Data excerpts
────────────────
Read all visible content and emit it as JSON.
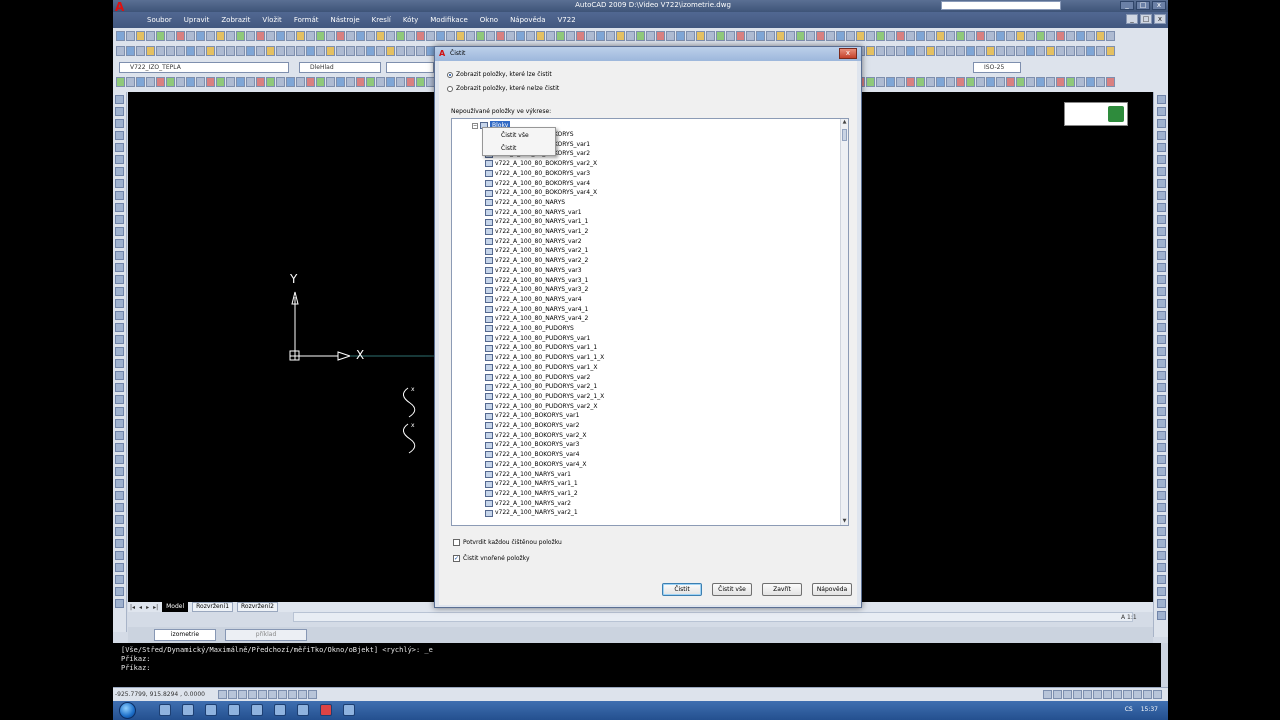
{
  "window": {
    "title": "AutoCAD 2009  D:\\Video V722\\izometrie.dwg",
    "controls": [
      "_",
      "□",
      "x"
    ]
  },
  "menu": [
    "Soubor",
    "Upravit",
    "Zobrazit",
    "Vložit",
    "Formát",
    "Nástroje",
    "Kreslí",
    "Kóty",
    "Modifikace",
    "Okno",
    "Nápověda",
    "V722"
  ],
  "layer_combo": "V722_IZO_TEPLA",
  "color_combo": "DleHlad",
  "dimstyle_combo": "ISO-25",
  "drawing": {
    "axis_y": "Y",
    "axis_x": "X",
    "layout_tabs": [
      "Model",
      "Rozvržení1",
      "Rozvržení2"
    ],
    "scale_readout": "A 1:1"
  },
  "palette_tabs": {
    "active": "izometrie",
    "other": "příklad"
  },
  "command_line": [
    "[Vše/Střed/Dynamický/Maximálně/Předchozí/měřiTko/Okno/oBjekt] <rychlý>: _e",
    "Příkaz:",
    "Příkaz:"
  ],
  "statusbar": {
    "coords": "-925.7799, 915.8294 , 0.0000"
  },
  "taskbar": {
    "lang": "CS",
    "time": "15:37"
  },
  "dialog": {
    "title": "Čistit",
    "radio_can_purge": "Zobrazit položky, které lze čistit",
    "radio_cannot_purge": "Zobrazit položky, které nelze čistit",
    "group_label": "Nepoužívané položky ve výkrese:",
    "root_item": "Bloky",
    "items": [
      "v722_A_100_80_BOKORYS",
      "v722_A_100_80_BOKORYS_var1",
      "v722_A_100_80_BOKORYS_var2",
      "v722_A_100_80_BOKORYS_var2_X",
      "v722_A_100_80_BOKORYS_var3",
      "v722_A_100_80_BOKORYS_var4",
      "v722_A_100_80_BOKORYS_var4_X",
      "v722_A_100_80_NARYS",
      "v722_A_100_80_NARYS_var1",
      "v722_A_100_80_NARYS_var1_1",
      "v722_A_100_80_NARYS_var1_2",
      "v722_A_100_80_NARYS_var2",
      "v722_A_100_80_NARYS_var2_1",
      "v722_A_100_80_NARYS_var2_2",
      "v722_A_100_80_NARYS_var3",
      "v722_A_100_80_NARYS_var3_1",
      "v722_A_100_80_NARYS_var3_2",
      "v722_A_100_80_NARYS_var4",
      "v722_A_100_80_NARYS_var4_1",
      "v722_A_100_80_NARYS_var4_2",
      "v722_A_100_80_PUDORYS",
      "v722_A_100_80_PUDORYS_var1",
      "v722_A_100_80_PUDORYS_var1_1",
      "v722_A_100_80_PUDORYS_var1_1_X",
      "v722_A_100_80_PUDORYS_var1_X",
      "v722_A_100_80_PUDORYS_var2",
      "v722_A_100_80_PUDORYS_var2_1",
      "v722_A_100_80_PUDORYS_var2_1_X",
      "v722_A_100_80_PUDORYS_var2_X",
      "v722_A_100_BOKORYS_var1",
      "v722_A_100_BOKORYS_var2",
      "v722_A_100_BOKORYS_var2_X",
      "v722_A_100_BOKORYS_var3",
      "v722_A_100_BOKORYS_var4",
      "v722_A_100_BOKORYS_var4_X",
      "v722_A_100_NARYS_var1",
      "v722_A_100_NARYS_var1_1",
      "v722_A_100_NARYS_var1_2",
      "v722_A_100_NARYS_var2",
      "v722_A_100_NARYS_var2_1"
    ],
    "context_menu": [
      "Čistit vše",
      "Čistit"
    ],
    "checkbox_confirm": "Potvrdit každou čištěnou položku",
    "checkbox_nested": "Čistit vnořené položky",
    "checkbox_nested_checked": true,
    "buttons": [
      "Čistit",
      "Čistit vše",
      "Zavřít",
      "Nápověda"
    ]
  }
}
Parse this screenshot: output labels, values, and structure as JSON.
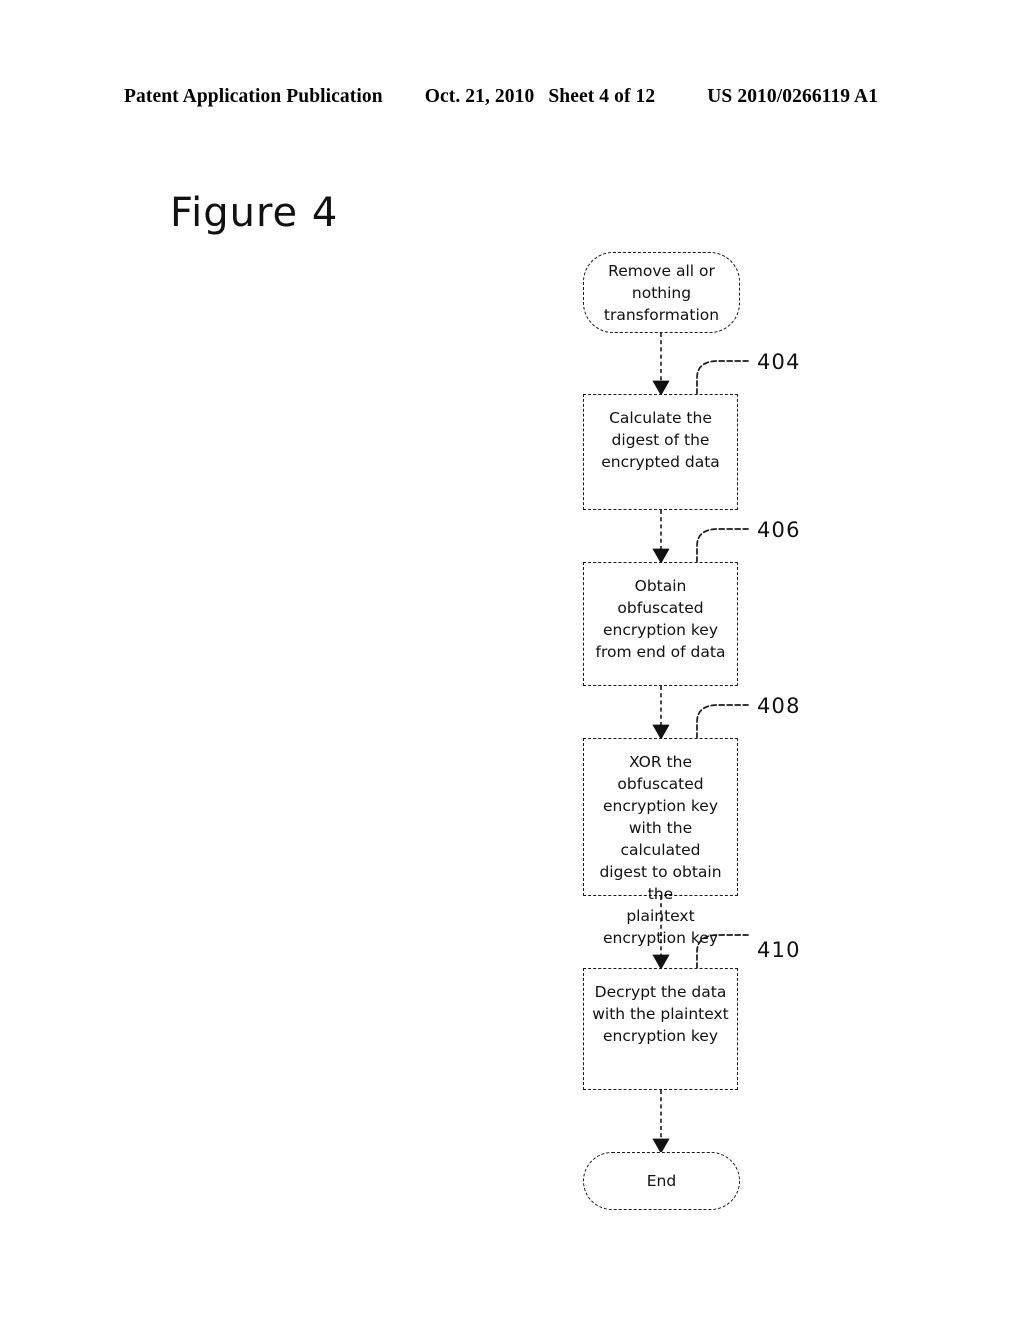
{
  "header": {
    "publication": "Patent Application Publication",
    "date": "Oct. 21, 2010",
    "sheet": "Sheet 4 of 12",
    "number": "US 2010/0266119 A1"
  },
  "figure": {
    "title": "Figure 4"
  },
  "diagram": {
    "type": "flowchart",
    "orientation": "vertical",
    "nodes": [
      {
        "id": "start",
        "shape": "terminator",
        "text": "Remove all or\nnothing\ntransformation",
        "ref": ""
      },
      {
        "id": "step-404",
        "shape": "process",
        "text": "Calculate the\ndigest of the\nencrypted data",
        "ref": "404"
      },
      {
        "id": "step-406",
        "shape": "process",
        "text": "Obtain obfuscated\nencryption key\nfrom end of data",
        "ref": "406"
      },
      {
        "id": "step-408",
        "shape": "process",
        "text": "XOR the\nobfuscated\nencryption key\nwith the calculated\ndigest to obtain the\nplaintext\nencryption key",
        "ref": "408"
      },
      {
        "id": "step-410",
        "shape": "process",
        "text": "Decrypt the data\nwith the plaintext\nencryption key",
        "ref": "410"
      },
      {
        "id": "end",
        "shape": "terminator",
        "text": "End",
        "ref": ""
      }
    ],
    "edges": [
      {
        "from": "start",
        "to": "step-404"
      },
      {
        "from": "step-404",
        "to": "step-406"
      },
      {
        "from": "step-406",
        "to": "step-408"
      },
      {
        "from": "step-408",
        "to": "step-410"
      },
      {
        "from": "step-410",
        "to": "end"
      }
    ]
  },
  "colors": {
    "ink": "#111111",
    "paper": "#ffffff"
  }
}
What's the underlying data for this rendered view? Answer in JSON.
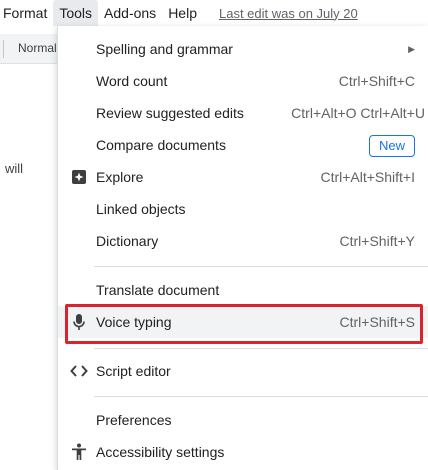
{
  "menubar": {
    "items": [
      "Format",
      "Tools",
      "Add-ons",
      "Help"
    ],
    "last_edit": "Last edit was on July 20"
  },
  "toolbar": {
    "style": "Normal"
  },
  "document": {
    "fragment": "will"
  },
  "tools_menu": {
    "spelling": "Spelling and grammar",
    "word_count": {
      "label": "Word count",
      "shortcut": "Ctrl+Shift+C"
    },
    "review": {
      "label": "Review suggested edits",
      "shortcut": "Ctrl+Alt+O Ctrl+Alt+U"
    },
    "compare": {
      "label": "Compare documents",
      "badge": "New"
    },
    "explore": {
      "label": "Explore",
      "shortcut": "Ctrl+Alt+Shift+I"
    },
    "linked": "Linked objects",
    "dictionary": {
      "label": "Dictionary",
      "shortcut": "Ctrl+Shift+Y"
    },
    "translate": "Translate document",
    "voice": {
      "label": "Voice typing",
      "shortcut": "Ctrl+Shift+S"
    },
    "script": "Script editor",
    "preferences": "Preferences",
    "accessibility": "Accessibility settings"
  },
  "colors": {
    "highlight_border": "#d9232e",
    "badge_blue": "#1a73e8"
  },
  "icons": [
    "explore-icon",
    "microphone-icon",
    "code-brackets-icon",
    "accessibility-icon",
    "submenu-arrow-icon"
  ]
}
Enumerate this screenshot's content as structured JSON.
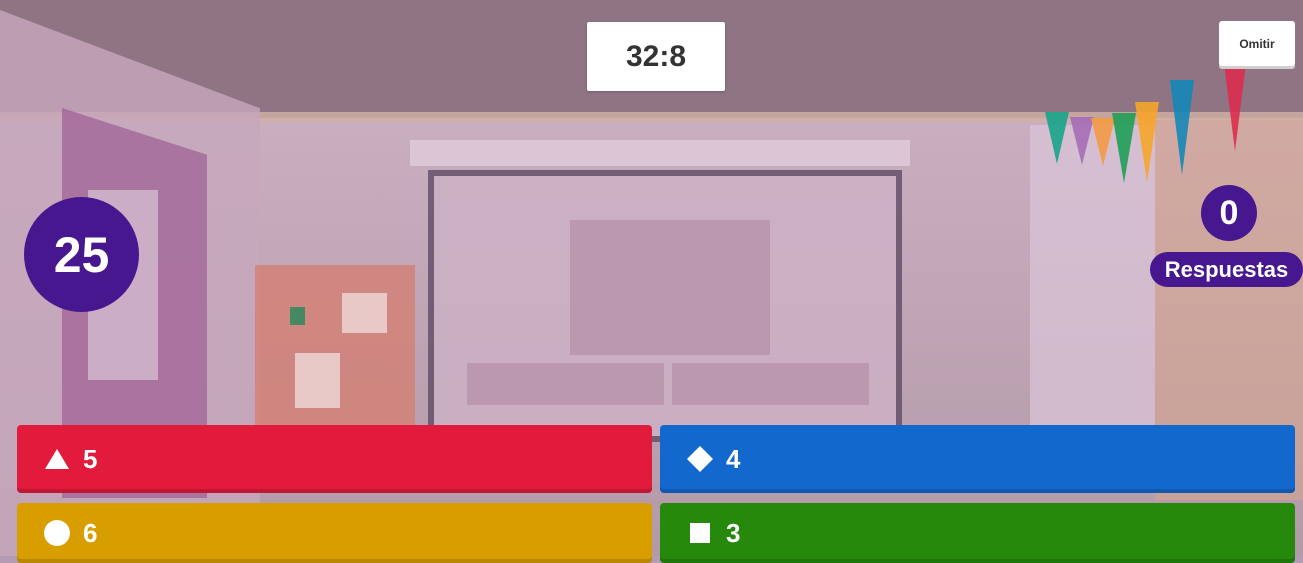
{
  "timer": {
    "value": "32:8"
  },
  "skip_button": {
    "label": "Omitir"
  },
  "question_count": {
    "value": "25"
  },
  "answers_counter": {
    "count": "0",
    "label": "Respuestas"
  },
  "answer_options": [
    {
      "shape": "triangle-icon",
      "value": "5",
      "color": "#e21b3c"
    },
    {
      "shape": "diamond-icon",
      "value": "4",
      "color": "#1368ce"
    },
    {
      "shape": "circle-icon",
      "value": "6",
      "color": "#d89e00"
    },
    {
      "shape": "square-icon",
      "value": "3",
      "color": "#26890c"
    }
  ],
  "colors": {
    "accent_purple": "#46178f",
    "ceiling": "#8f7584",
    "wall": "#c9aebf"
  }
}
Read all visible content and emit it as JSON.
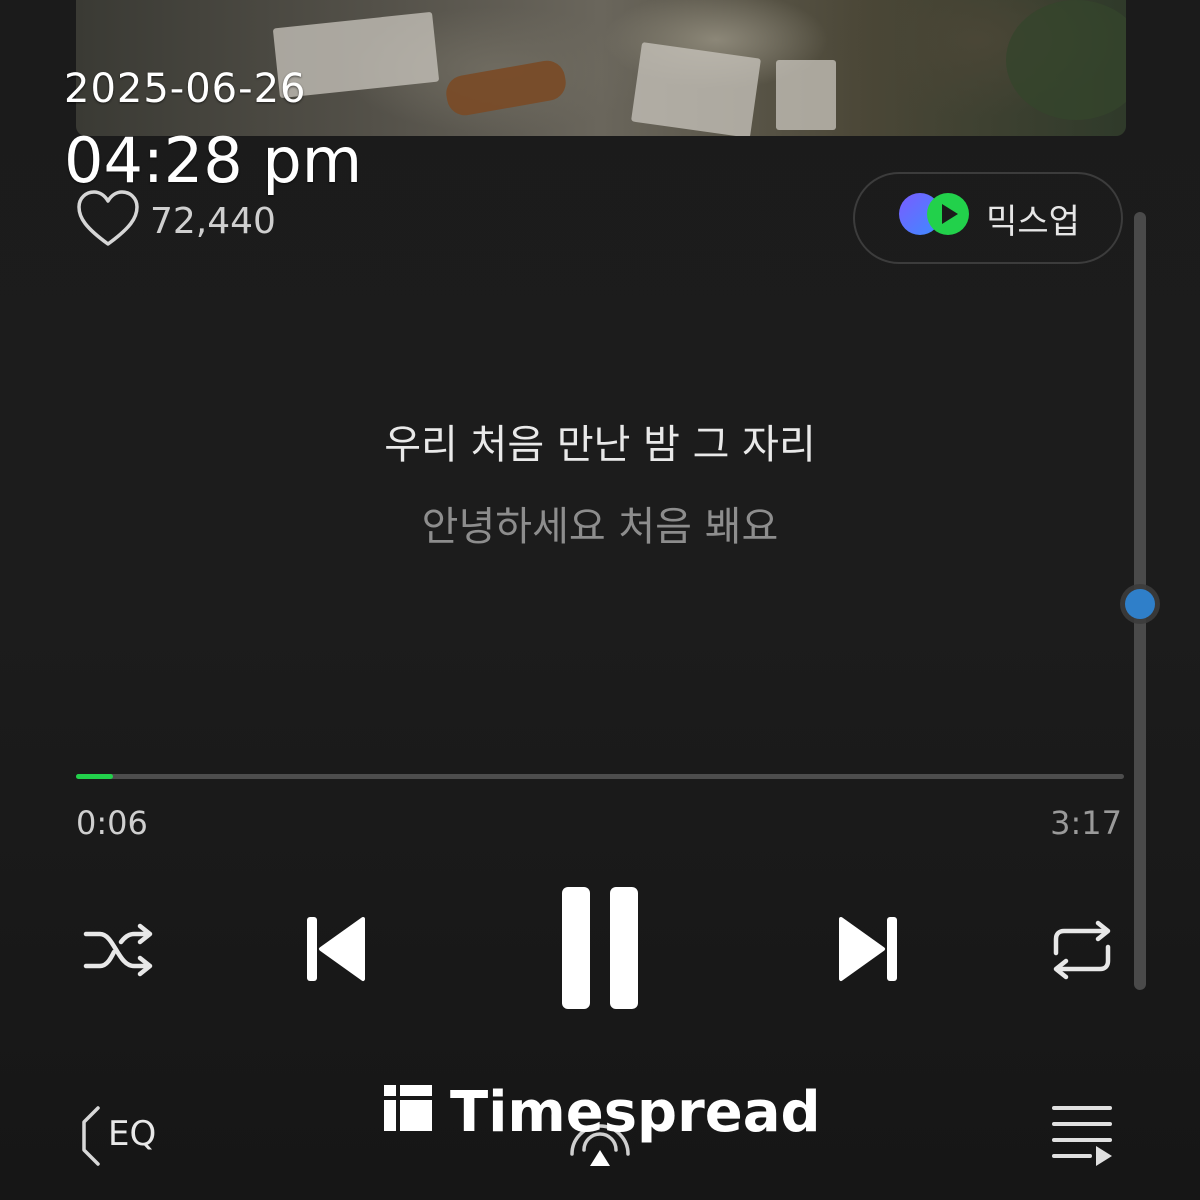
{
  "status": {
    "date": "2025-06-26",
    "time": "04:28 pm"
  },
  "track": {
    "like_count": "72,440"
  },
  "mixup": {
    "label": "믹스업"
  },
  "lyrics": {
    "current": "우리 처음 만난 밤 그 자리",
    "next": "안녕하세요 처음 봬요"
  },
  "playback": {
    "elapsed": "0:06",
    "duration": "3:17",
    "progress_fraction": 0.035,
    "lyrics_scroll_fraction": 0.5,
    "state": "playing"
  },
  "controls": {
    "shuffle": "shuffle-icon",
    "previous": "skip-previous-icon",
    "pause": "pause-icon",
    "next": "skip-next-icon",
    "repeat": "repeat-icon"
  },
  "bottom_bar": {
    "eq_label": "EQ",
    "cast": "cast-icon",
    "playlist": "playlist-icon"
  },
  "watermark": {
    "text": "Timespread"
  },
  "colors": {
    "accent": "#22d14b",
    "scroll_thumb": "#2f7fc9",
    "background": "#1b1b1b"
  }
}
────────────────
> WHAT YOU SHOULD DO
Pull every line containing "accessibility" from the material above.

> WRITTEN SOLUTION
    "accessibility": "Accessibility settings"
    "accessibility-icon",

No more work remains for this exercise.